WHAT TO PRODUCE ::
For this exercise, repeat all of the material verbatim apart from its images.

==== DATA LINES

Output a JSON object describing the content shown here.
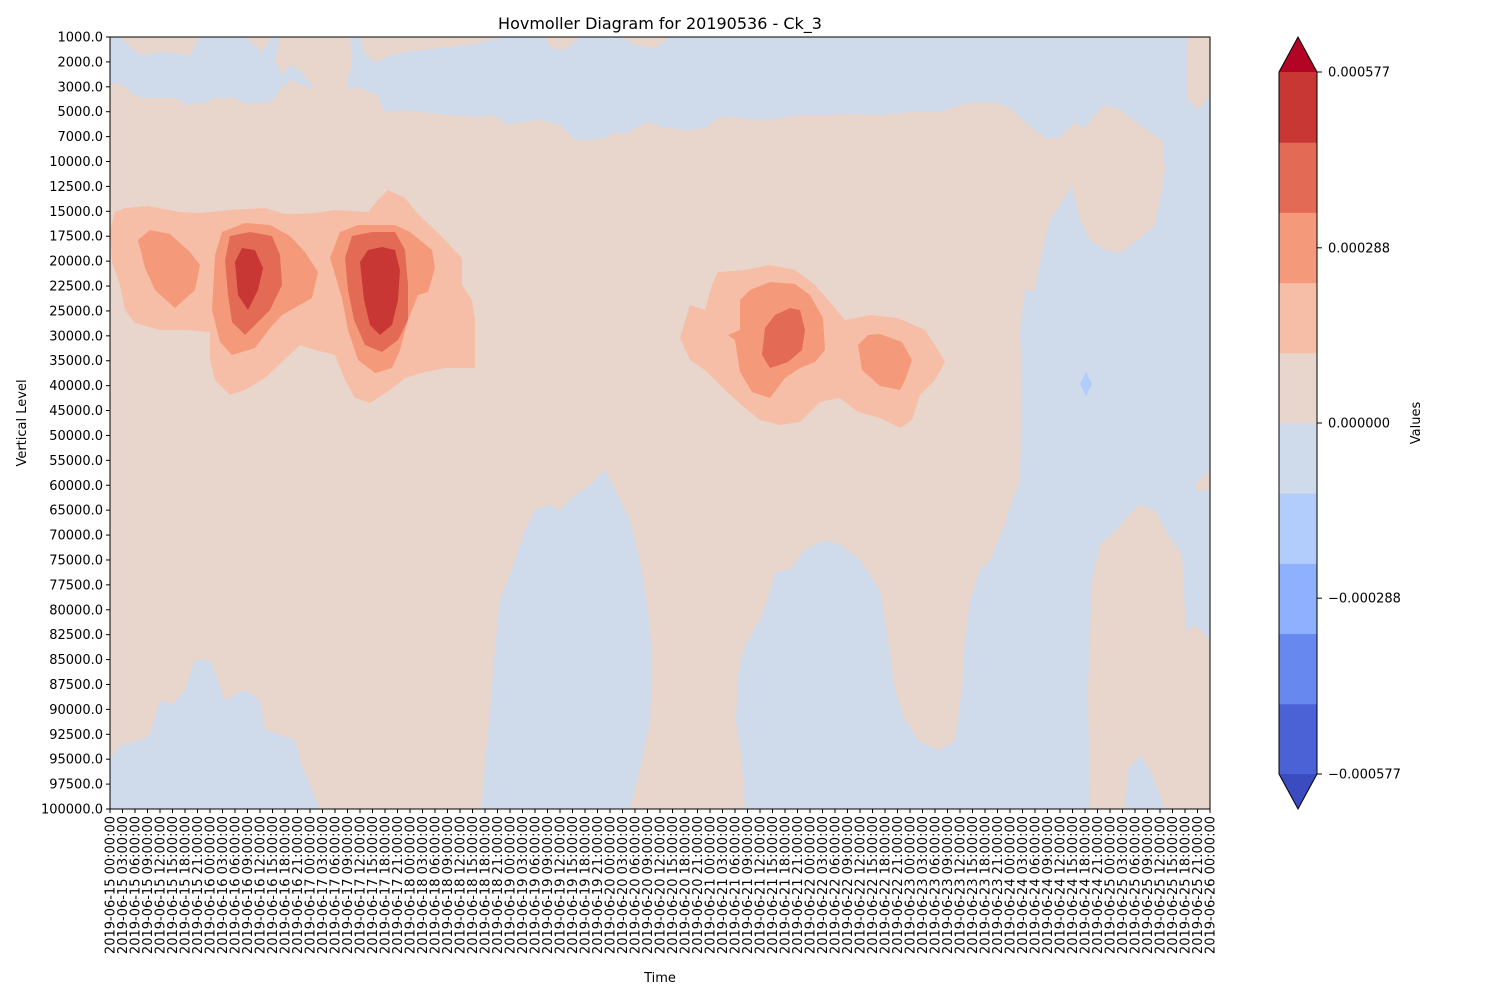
{
  "chart_data": {
    "type": "heatmap",
    "subtype": "filled-contour (Hovmoller)",
    "title": "Hovmoller Diagram for 20190536 - Ck_3",
    "xlabel": "Time",
    "ylabel": "Vertical Level",
    "colorbar_label": "Values",
    "colormap": "coolwarm",
    "y_levels": [
      "1000.0",
      "2000.0",
      "3000.0",
      "5000.0",
      "7000.0",
      "10000.0",
      "12500.0",
      "15000.0",
      "17500.0",
      "20000.0",
      "22500.0",
      "25000.0",
      "30000.0",
      "35000.0",
      "40000.0",
      "45000.0",
      "50000.0",
      "55000.0",
      "60000.0",
      "65000.0",
      "70000.0",
      "75000.0",
      "77500.0",
      "80000.0",
      "82500.0",
      "85000.0",
      "87500.0",
      "90000.0",
      "92500.0",
      "95000.0",
      "97500.0",
      "100000.0"
    ],
    "x_start": "2019-06-15 00:00:00",
    "x_step_hours": 3,
    "x_count": 89,
    "colorbar": {
      "tick_labels": [
        "0.000577",
        "0.000288",
        "0.000000",
        "−0.000288",
        "−0.000577"
      ],
      "tick_values": [
        0.000577,
        0.000288,
        0.0,
        -0.000288,
        -0.000577
      ],
      "levels": [
        -0.000673,
        -0.000577,
        -0.000481,
        -0.000385,
        -0.000288,
        -0.000192,
        -9.6e-05,
        0.0,
        9.6e-05,
        0.000192,
        0.000288,
        0.000385,
        0.000481,
        0.000577,
        0.000673
      ],
      "colors": [
        "#3b4cc0",
        "#4a62d6",
        "#6788ee",
        "#8eb0fe",
        "#b2ccfb",
        "#cfdaea",
        "#e8d6cc",
        "#f6bea6",
        "#f49a7b",
        "#e36b55",
        "#c93734",
        "#b40426"
      ],
      "extend": "both"
    },
    "features": [
      {
        "sign": "positive",
        "peak": 0.0006,
        "time": "2019-06-16 12:00",
        "level": "20000.0"
      },
      {
        "sign": "positive",
        "peak": 0.0006,
        "time": "2019-06-17 18:00",
        "level": "22500.0"
      },
      {
        "sign": "positive",
        "peak": 0.0004,
        "time": "2019-06-15 18:00",
        "level": "20000.0"
      },
      {
        "sign": "positive",
        "peak": 0.0005,
        "time": "2019-06-21 21:00",
        "level": "30000.0"
      },
      {
        "sign": "positive",
        "peak": 0.0004,
        "time": "2019-06-23 00:00",
        "level": "35000.0"
      },
      {
        "sign": "negative",
        "peak": -0.0002,
        "time": "2019-06-24 21:00",
        "level": "40000.0"
      }
    ]
  }
}
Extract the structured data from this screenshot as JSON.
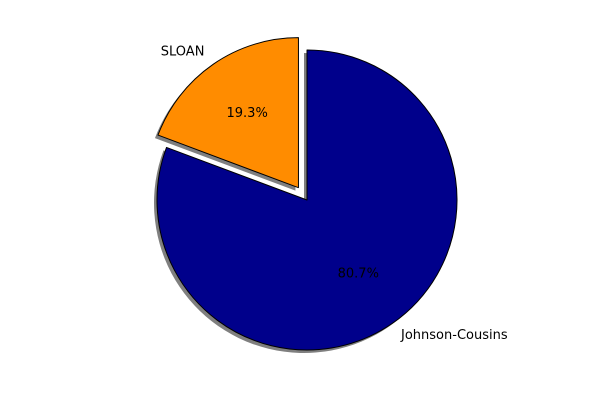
{
  "chart_data": {
    "type": "pie",
    "categories": [
      "Johnson-Cousins",
      "SLOAN"
    ],
    "values": [
      80.7,
      19.3
    ],
    "percent_labels": [
      "80.7%",
      "19.3%"
    ],
    "colors": [
      "#00008b",
      "#ff8c00"
    ],
    "explode": [
      0,
      0.1
    ],
    "shadow": true,
    "start_angle_deg": 90,
    "direction": "clockwise"
  }
}
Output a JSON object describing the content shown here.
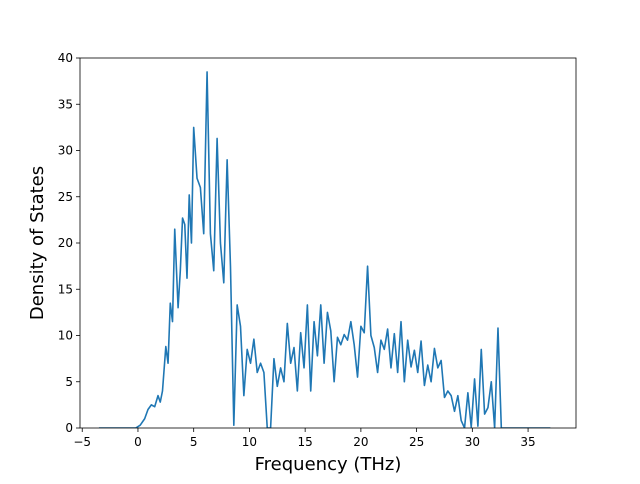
{
  "chart_data": {
    "type": "line",
    "title": "",
    "xlabel": "Frequency (THz)",
    "ylabel": "Density of States",
    "xlim": [
      -5.2,
      39.3
    ],
    "ylim": [
      0,
      40
    ],
    "xticks": [
      -5,
      0,
      5,
      10,
      15,
      20,
      25,
      30,
      35
    ],
    "yticks": [
      0,
      5,
      10,
      15,
      20,
      25,
      30,
      35,
      40
    ],
    "grid": false,
    "legend": "none",
    "line_color": "#1f77b4",
    "series": [
      {
        "x": [
          -3.5,
          -1.0,
          -0.2,
          0.2,
          0.6,
          0.9,
          1.2,
          1.5,
          1.8,
          2.0,
          2.2,
          2.5,
          2.7,
          2.9,
          3.1,
          3.3,
          3.6,
          3.8,
          4.0,
          4.2,
          4.4,
          4.6,
          4.8,
          5.0,
          5.3,
          5.6,
          5.9,
          6.2,
          6.5,
          6.8,
          7.1,
          7.4,
          7.7,
          8.0,
          8.3,
          8.6,
          8.9,
          9.2,
          9.5,
          9.8,
          10.1,
          10.4,
          10.7,
          11.0,
          11.3,
          11.6,
          11.9,
          12.2,
          12.5,
          12.8,
          13.1,
          13.4,
          13.7,
          14.0,
          14.3,
          14.6,
          14.9,
          15.2,
          15.5,
          15.8,
          16.1,
          16.4,
          16.7,
          17.0,
          17.3,
          17.6,
          17.9,
          18.2,
          18.5,
          18.8,
          19.1,
          19.4,
          19.7,
          20.0,
          20.3,
          20.6,
          20.9,
          21.2,
          21.5,
          21.8,
          22.1,
          22.4,
          22.7,
          23.0,
          23.3,
          23.6,
          23.9,
          24.2,
          24.5,
          24.8,
          25.1,
          25.4,
          25.7,
          26.0,
          26.3,
          26.6,
          26.9,
          27.2,
          27.5,
          27.8,
          28.1,
          28.4,
          28.7,
          29.0,
          29.3,
          29.6,
          29.9,
          30.2,
          30.5,
          30.8,
          31.1,
          31.4,
          31.7,
          32.0,
          32.3,
          32.6,
          32.9,
          33.2,
          33.5,
          33.8,
          34.1,
          34.4,
          36.0,
          37.0
        ],
        "y": [
          0,
          0,
          0,
          0.3,
          1.0,
          2.0,
          2.5,
          2.3,
          3.5,
          2.8,
          4.0,
          8.8,
          7.0,
          13.5,
          11.5,
          21.5,
          13.0,
          17.0,
          22.7,
          22.0,
          16.2,
          25.2,
          20.0,
          32.5,
          27.0,
          26.0,
          21.0,
          38.5,
          21.0,
          17.0,
          31.3,
          20.0,
          15.7,
          29.0,
          17.5,
          0.3,
          13.3,
          11.0,
          3.5,
          8.5,
          7.0,
          9.6,
          6.0,
          7.0,
          6.0,
          0,
          0,
          7.5,
          4.5,
          6.5,
          5.0,
          11.3,
          7.0,
          8.7,
          4.0,
          10.3,
          6.5,
          13.3,
          4.0,
          11.5,
          7.8,
          13.3,
          7.0,
          12.5,
          10.5,
          5.0,
          9.8,
          9.0,
          10.1,
          9.5,
          11.5,
          9.0,
          5.5,
          11.0,
          10.3,
          17.5,
          10.0,
          8.7,
          6.0,
          9.5,
          8.5,
          10.7,
          6.5,
          10.2,
          6.0,
          11.5,
          5.0,
          9.5,
          6.6,
          8.4,
          6.0,
          9.4,
          4.6,
          6.8,
          5.0,
          8.6,
          6.5,
          7.3,
          3.3,
          4.0,
          3.5,
          1.8,
          3.5,
          0.8,
          0,
          3.8,
          0.1,
          5.3,
          0.2,
          8.5,
          1.5,
          2.2,
          5.0,
          0,
          10.8,
          0,
          0,
          0,
          0,
          0,
          0,
          0,
          0,
          0
        ]
      }
    ]
  }
}
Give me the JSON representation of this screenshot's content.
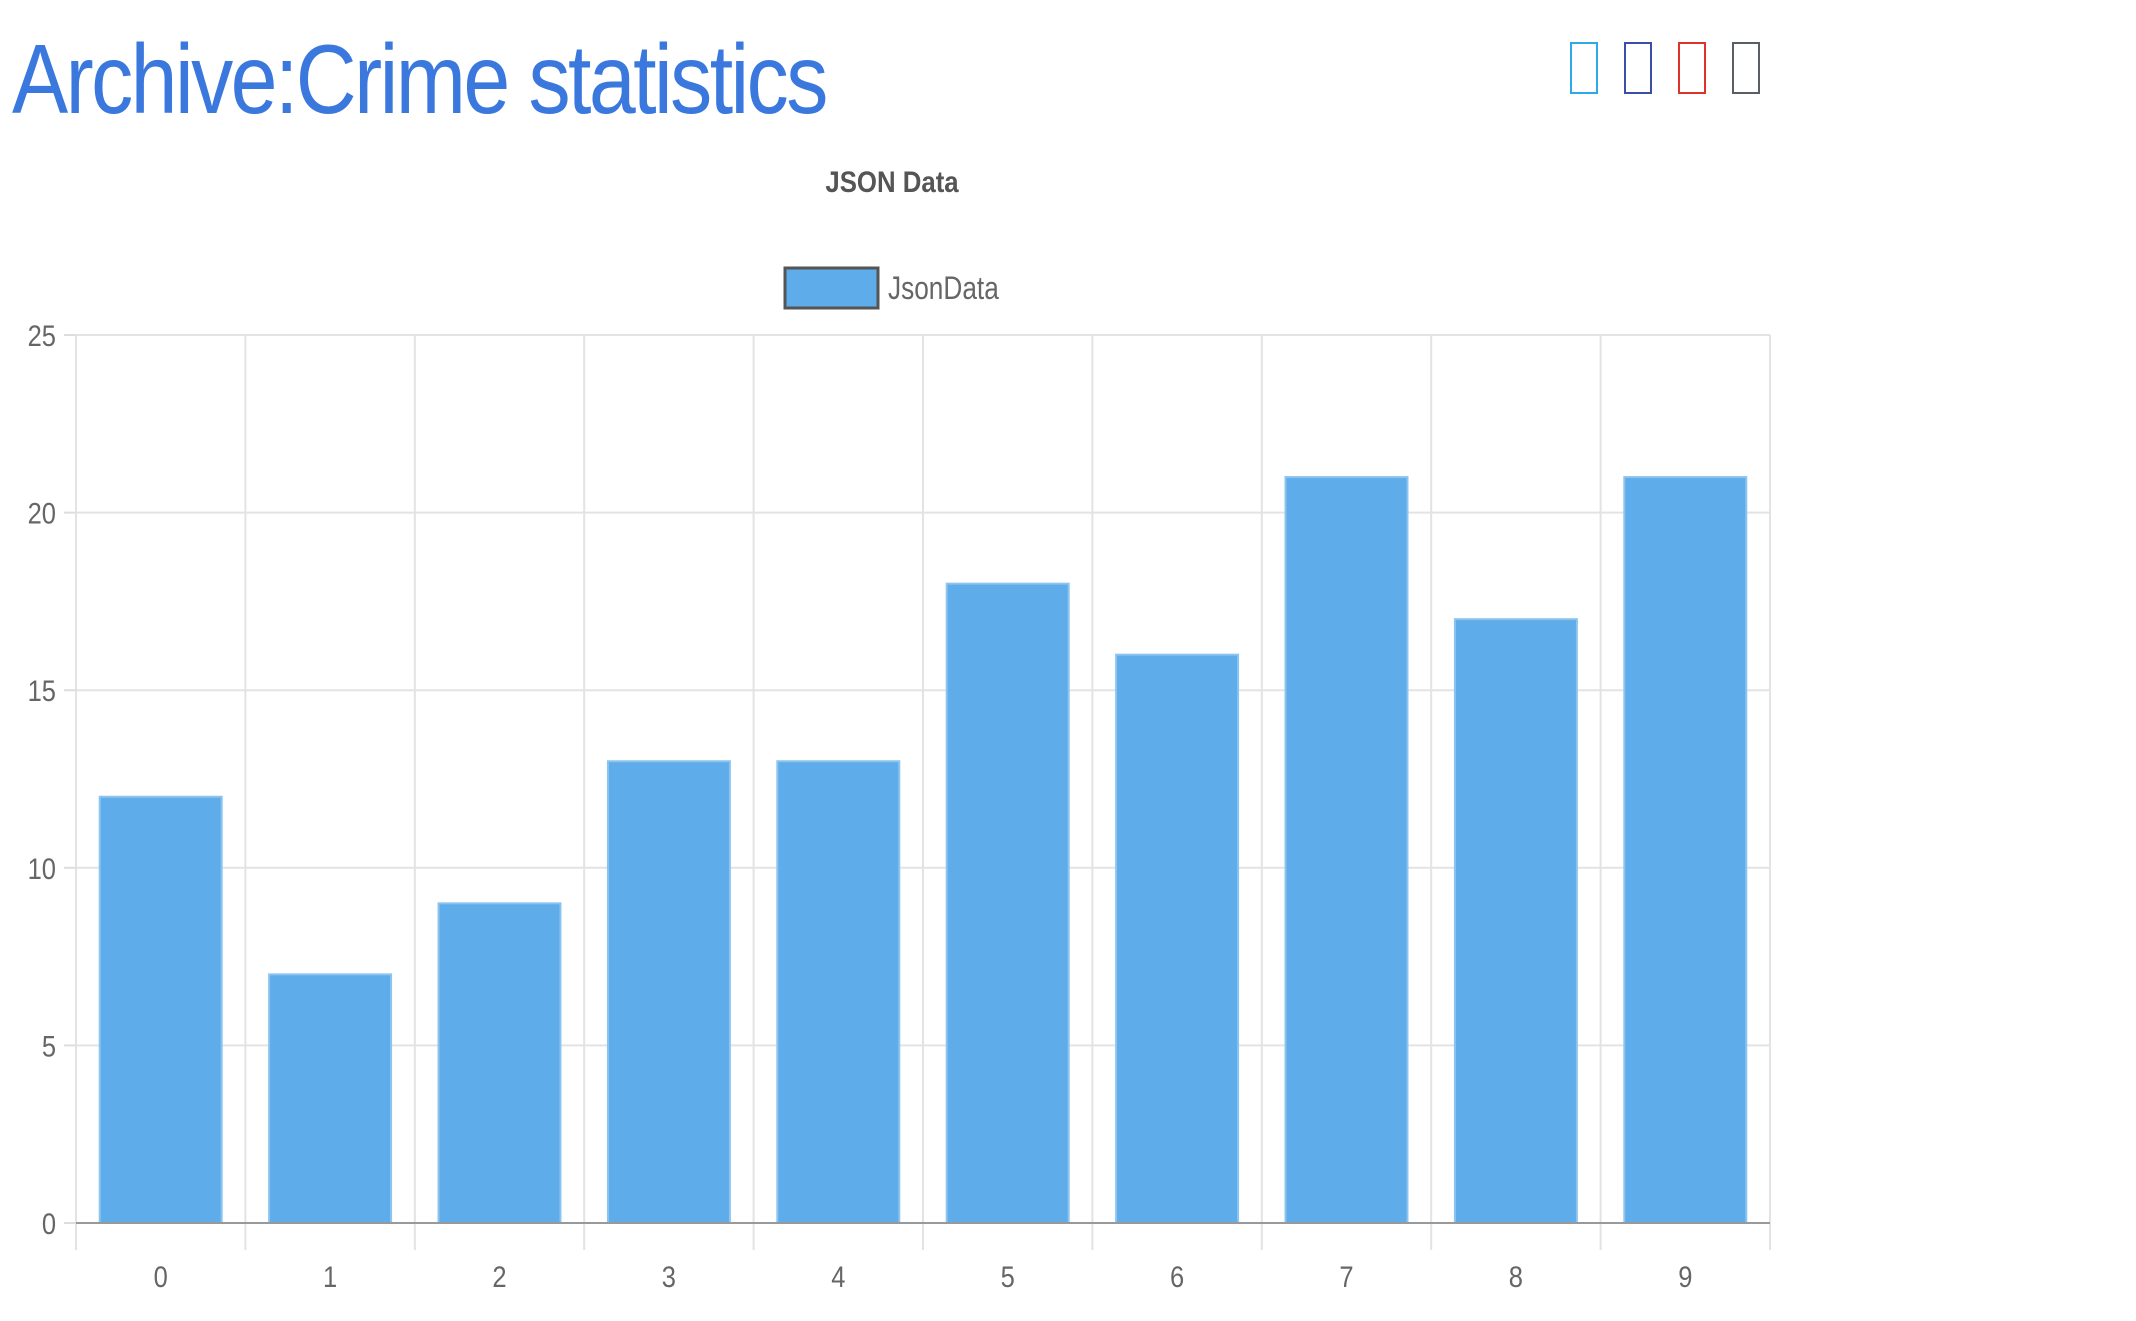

========

EXERCISE OUTPUT ::
Output a JSON object describing the content shown here.
{
  "chart_data": {
    "type": "heatmap",
    "subtype": "filled-contour (Hovmoller)",
    "title": "Hovmoller Diagram for 20190536 - Ck_3",
    "xlabel": "Time",
    "ylabel": "Vertical Level",
    "colorbar_label": "Values",
    "colormap": "coolwarm",
    "y_levels": [
      "1000.0",
      "2000.0",
      "3000.0",
      "5000.0",
      "7000.0",
      "10000.0",
      "12500.0",
      "15000.0",
      "17500.0",
      "20000.0",
      "22500.0",
      "25000.0",
      "30000.0",
      "35000.0",
      "40000.0",
      "45000.0",
      "50000.0",
      "55000.0",
      "60000.0",
      "65000.0",
      "70000.0",
      "75000.0",
      "77500.0",
      "80000.0",
      "82500.0",
      "85000.0",
      "87500.0",
      "90000.0",
      "92500.0",
      "95000.0",
      "97500.0",
      "100000.0"
    ],
    "x_start": "2019-06-15 00:00:00",
    "x_step_hours": 3,
    "x_count": 89,
    "colorbar": {
      "tick_labels": [
        "0.000577",
        "0.000288",
        "0.000000",
        "−0.000288",
        "−0.000577"
      ],
      "tick_values": [
        0.000577,
        0.000288,
        0.0,
        -0.000288,
        -0.000577
      ],
      "levels": [
        -0.000673,
        -0.000577,
        -0.000481,
        -0.000385,
        -0.000288,
        -0.000192,
        -9.6e-05,
        0.0,
        9.6e-05,
        0.000192,
        0.000288,
        0.000385,
        0.000481,
        0.000577,
        0.000673
      ],
      "colors": [
        "#3b4cc0",
        "#4a62d6",
        "#6788ee",
        "#8eb0fe",
        "#b2ccfb",
        "#cfdaea",
        "#e8d6cc",
        "#f6bea6",
        "#f49a7b",
        "#e36b55",
        "#c93734",
        "#b40426"
      ],
      "extend": "both"
    },
    "features": [
      {
        "sign": "positive",
        "peak": 0.0006,
        "time": "2019-06-16 12:00",
        "level": "20000.0"
      },
      {
        "sign": "positive",
        "peak": 0.0006,
        "time": "2019-06-17 18:00",
        "level": "22500.0"
      },
      {
        "sign": "positive",
        "peak": 0.0004,
        "time": "2019-06-15 18:00",
        "level": "20000.0"
      },
      {
        "sign": "positive",
        "peak": 0.0005,
        "time": "2019-06-21 21:00",
        "level": "30000.0"
      },
      {
        "sign": "positive",
        "peak": 0.0004,
        "time": "2019-06-23 00:00",
        "level": "35000.0"
      },
      {
        "sign": "negative",
        "peak": -0.0002,
        "time": "2019-06-24 21:00",
        "level": "40000.0"
      }
    ]
  }
}
Extract the structured data from this screenshot as JSON.
{
  "chart_data": {
    "type": "pie",
    "categories": [
      "Johnson-Cousins",
      "SLOAN"
    ],
    "values": [
      80.7,
      19.3
    ],
    "percent_labels": [
      "80.7%",
      "19.3%"
    ],
    "colors": [
      "#00008b",
      "#ff8c00"
    ],
    "explode": [
      0,
      0.1
    ],
    "shadow": true,
    "start_angle_deg": 90,
    "direction": "clockwise"
  }
}
Output a JSON object describing the content shown here.
{
  "chart_data": {
    "type": "line",
    "title": "",
    "xlabel": "Frequency (THz)",
    "ylabel": "Density of States",
    "xlim": [
      -5.2,
      39.3
    ],
    "ylim": [
      0,
      40
    ],
    "xticks": [
      -5,
      0,
      5,
      10,
      15,
      20,
      25,
      30,
      35
    ],
    "yticks": [
      0,
      5,
      10,
      15,
      20,
      25,
      30,
      35,
      40
    ],
    "grid": false,
    "legend": "none",
    "line_color": "#1f77b4",
    "series": [
      {
        "x": [
          -3.5,
          -1.0,
          -0.2,
          0.2,
          0.6,
          0.9,
          1.2,
          1.5,
          1.8,
          2.0,
          2.2,
          2.5,
          2.7,
          2.9,
          3.1,
          3.3,
          3.6,
          3.8,
          4.0,
          4.2,
          4.4,
          4.6,
          4.8,
          5.0,
          5.3,
          5.6,
          5.9,
          6.2,
          6.5,
          6.8,
          7.1,
          7.4,
          7.7,
          8.0,
          8.3,
          8.6,
          8.9,
          9.2,
          9.5,
          9.8,
          10.1,
          10.4,
          10.7,
          11.0,
          11.3,
          11.6,
          11.9,
          12.2,
          12.5,
          12.8,
          13.1,
          13.4,
          13.7,
          14.0,
          14.3,
          14.6,
          14.9,
          15.2,
          15.5,
          15.8,
          16.1,
          16.4,
          16.7,
          17.0,
          17.3,
          17.6,
          17.9,
          18.2,
          18.5,
          18.8,
          19.1,
          19.4,
          19.7,
          20.0,
          20.3,
          20.6,
          20.9,
          21.2,
          21.5,
          21.8,
          22.1,
          22.4,
          22.7,
          23.0,
          23.3,
          23.6,
          23.9,
          24.2,
          24.5,
          24.8,
          25.1,
          25.4,
          25.7,
          26.0,
          26.3,
          26.6,
          26.9,
          27.2,
          27.5,
          27.8,
          28.1,
          28.4,
          28.7,
          29.0,
          29.3,
          29.6,
          29.9,
          30.2,
          30.5,
          30.8,
          31.1,
          31.4,
          31.7,
          32.0,
          32.3,
          32.6,
          32.9,
          33.2,
          33.5,
          33.8,
          34.1,
          34.4,
          36.0,
          37.0
        ],
        "y": [
          0,
          0,
          0,
          0.3,
          1.0,
          2.0,
          2.5,
          2.3,
          3.5,
          2.8,
          4.0,
          8.8,
          7.0,
          13.5,
          11.5,
          21.5,
          13.0,
          17.0,
          22.7,
          22.0,
          16.2,
          25.2,
          20.0,
          32.5,
          27.0,
          26.0,
          21.0,
          38.5,
          21.0,
          17.0,
          31.3,
          20.0,
          15.7,
          29.0,
          17.5,
          0.3,
          13.3,
          11.0,
          3.5,
          8.5,
          7.0,
          9.6,
          6.0,
          7.0,
          6.0,
          0,
          0,
          7.5,
          4.5,
          6.5,
          5.0,
          11.3,
          7.0,
          8.7,
          4.0,
          10.3,
          6.5,
          13.3,
          4.0,
          11.5,
          7.8,
          13.3,
          7.0,
          12.5,
          10.5,
          5.0,
          9.8,
          9.0,
          10.1,
          9.5,
          11.5,
          9.0,
          5.5,
          11.0,
          10.3,
          17.5,
          10.0,
          8.7,
          6.0,
          9.5,
          8.5,
          10.7,
          6.5,
          10.2,
          6.0,
          11.5,
          5.0,
          9.5,
          6.6,
          8.4,
          6.0,
          9.4,
          4.6,
          6.8,
          5.0,
          8.6,
          6.5,
          7.3,
          3.3,
          4.0,
          3.5,
          1.8,
          3.5,
          0.8,
          0,
          3.8,
          0.1,
          5.3,
          0.2,
          8.5,
          1.5,
          2.2,
          5.0,
          0,
          10.8,
          0,
          0,
          0,
          0,
          0,
          0,
          0,
          0,
          0
        ]
      }
    ]
  }
}
Give me the JSON representation of this screenshot's content.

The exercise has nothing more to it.